═════ INPUT ROWS

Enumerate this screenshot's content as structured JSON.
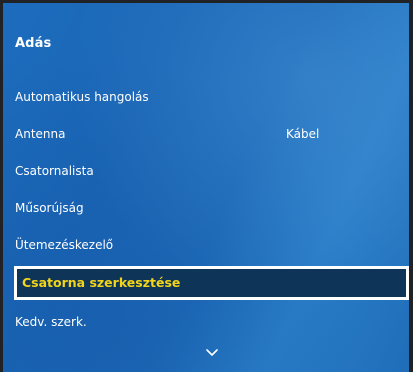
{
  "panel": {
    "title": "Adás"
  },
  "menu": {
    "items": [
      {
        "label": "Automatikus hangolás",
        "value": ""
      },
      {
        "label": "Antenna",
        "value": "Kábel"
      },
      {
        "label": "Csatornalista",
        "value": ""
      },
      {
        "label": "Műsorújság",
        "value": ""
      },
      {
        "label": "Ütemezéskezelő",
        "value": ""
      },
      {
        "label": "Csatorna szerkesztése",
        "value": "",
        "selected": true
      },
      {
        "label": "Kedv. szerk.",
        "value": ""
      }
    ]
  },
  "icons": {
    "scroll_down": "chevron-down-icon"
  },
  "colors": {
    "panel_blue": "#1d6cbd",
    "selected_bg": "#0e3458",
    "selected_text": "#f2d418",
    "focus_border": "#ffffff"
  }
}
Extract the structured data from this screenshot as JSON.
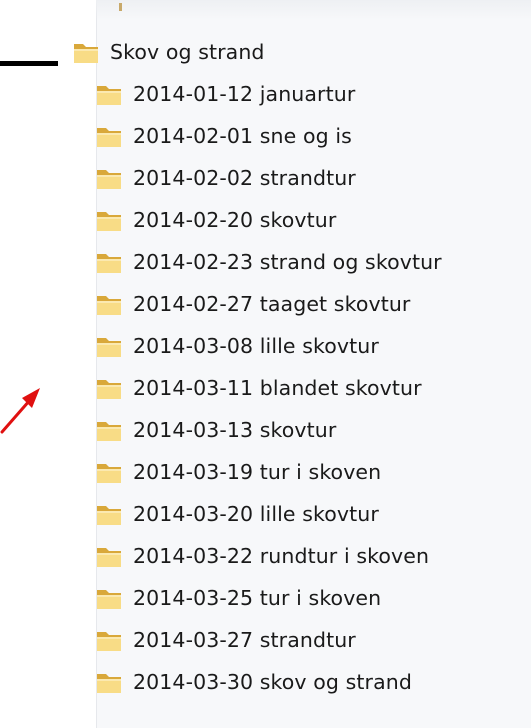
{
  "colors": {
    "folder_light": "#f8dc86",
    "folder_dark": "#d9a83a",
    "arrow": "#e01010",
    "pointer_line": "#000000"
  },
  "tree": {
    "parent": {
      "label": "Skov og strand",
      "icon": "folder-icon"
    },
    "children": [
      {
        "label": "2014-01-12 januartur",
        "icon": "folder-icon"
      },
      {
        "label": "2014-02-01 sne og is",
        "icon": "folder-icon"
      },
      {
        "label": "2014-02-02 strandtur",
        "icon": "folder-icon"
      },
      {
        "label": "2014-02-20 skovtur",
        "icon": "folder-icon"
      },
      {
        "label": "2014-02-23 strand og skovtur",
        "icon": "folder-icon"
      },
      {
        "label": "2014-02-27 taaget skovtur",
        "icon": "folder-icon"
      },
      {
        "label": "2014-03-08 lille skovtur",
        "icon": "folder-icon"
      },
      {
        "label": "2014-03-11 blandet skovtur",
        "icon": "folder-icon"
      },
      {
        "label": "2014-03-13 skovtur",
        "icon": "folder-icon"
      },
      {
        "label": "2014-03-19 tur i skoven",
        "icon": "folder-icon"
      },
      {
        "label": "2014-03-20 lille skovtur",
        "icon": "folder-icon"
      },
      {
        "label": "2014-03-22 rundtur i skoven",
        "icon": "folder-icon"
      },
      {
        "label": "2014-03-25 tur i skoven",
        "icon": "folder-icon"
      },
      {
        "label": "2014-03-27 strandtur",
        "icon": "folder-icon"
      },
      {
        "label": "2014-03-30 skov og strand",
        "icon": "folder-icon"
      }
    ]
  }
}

══════════

WORK REQUIRED:
Filter the data for the string "strandtur" and copy every line that has it.

FINISHED EXERCISE:
        "label": "2014-02-02 strandtur",
        "label": "2014-03-27 strandtur",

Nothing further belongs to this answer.